GIVEN EXERCISE -> Please retype every line of the data below, character for character, changing nothing.

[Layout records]
# # # #

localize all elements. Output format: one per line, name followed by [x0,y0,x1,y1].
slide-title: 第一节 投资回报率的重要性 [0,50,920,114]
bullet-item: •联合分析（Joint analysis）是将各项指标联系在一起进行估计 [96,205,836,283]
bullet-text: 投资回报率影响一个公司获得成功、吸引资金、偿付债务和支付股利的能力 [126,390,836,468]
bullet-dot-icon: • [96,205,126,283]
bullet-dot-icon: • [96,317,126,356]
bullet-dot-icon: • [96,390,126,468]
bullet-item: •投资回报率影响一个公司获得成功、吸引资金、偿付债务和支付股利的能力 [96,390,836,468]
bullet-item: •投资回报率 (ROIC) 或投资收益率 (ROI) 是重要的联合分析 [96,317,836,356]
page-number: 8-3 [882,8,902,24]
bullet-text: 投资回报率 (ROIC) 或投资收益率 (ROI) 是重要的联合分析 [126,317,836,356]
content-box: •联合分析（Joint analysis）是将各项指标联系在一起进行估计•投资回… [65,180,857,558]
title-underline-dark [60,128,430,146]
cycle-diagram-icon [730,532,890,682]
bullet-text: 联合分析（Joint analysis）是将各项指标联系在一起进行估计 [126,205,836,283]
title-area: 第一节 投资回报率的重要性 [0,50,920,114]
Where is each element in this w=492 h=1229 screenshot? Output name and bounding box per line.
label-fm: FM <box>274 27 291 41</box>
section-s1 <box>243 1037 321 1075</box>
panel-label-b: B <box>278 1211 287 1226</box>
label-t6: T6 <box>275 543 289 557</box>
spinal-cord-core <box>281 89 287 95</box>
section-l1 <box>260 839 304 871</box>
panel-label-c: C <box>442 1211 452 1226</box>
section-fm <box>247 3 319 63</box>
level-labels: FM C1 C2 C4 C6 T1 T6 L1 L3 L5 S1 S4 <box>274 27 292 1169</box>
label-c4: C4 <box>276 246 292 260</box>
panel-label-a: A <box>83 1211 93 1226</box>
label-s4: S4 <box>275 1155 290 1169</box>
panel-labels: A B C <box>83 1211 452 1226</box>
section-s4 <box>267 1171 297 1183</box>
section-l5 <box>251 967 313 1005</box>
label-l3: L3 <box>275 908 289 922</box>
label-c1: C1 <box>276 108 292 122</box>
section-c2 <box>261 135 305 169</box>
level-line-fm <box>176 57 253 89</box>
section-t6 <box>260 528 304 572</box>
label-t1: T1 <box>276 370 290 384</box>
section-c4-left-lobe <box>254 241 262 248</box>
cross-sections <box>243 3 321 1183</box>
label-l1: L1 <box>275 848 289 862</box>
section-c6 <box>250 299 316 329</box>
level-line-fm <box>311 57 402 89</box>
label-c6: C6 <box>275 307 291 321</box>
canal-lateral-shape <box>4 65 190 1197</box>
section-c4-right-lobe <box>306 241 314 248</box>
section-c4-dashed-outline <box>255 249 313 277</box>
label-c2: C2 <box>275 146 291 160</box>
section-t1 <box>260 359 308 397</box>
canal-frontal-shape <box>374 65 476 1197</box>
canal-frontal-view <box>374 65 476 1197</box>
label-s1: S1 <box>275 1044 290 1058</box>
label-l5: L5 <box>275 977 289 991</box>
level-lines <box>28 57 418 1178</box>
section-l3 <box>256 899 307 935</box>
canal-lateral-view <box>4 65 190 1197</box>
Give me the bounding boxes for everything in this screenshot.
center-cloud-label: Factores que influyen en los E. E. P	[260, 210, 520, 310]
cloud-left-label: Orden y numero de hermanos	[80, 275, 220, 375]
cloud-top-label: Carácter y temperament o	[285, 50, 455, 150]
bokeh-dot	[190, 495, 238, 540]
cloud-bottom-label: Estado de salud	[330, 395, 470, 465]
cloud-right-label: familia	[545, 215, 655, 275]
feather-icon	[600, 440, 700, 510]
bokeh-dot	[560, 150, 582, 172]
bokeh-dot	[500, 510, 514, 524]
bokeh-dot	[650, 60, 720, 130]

# # # #

SOLUTION ->
localize all elements. Output format: one per line, name followed by [x0,y0,x1,y1].
slide-title: 第一节 投资回报率的重要性 [0,50,920,114]
bullet-item: •联合分析（Joint analysis）是将各项指标联系在一起进行估计 [96,205,836,283]
bullet-text: 投资回报率影响一个公司获得成功、吸引资金、偿付债务和支付股利的能力 [126,390,836,468]
bullet-dot-icon: • [96,205,126,283]
bullet-dot-icon: • [96,317,126,356]
bullet-dot-icon: • [96,390,126,468]
bullet-item: •投资回报率影响一个公司获得成功、吸引资金、偿付债务和支付股利的能力 [96,390,836,468]
bullet-item: •投资回报率 (ROIC) 或投资收益率 (ROI) 是重要的联合分析 [96,317,836,356]
page-number: 8-3 [882,8,902,24]
bullet-text: 投资回报率 (ROIC) 或投资收益率 (ROI) 是重要的联合分析 [126,317,836,356]
content-box: •联合分析（Joint analysis）是将各项指标联系在一起进行估计•投资回… [65,180,857,558]
title-underline-dark [60,128,430,146]
cycle-diagram-icon [730,532,890,682]
bullet-text: 联合分析（Joint analysis）是将各项指标联系在一起进行估计 [126,205,836,283]
title-area: 第一节 投资回报率的重要性 [0,50,920,114]
Where is each element in this w=492 h=1229 screenshot? Output name and bounding box per line.
label-fm: FM <box>274 27 291 41</box>
section-s1 <box>243 1037 321 1075</box>
panel-label-b: B <box>278 1211 287 1226</box>
label-t6: T6 <box>275 543 289 557</box>
spinal-cord-core <box>281 89 287 95</box>
section-l1 <box>260 839 304 871</box>
panel-label-c: C <box>442 1211 452 1226</box>
section-fm <box>247 3 319 63</box>
level-labels: FM C1 C2 C4 C6 T1 T6 L1 L3 L5 S1 S4 <box>274 27 292 1169</box>
label-c4: C4 <box>276 246 292 260</box>
panel-label-a: A <box>83 1211 93 1226</box>
label-s4: S4 <box>275 1155 290 1169</box>
panel-labels: A B C <box>83 1211 452 1226</box>
section-s4 <box>267 1171 297 1183</box>
section-l5 <box>251 967 313 1005</box>
label-l3: L3 <box>275 908 289 922</box>
label-c1: C1 <box>276 108 292 122</box>
section-c2 <box>261 135 305 169</box>
level-line-fm <box>176 57 253 89</box>
section-t6 <box>260 528 304 572</box>
label-t1: T1 <box>276 370 290 384</box>
section-c4-left-lobe <box>254 241 262 248</box>
cross-sections <box>243 3 321 1183</box>
label-l1: L1 <box>275 848 289 862</box>
section-c6 <box>250 299 316 329</box>
level-line-fm <box>311 57 402 89</box>
label-c6: C6 <box>275 307 291 321</box>
canal-lateral-shape <box>4 65 190 1197</box>
section-c4-right-lobe <box>306 241 314 248</box>
section-c4-dashed-outline <box>255 249 313 277</box>
label-c2: C2 <box>275 146 291 160</box>
section-t1 <box>260 359 308 397</box>
canal-frontal-shape <box>374 65 476 1197</box>
canal-frontal-view <box>374 65 476 1197</box>
label-s1: S1 <box>275 1044 290 1058</box>
label-l5: L5 <box>275 977 289 991</box>
level-lines <box>28 57 418 1178</box>
section-l3 <box>256 899 307 935</box>
canal-lateral-view <box>4 65 190 1197</box>
Give me the bounding boxes for everything in this screenshot.
center-cloud-label: Factores que influyen en los E. E. P	[260, 210, 520, 310]
cloud-left-label: Orden y numero de hermanos	[80, 275, 220, 375]
cloud-top-label: Carácter y temperament o	[285, 50, 455, 150]
bokeh-dot	[190, 495, 238, 540]
cloud-bottom-label: Estado de salud	[330, 395, 470, 465]
cloud-right-label: familia	[545, 215, 655, 275]
feather-icon	[600, 440, 700, 510]
bokeh-dot	[560, 150, 582, 172]
bokeh-dot	[500, 510, 514, 524]
bokeh-dot	[650, 60, 720, 130]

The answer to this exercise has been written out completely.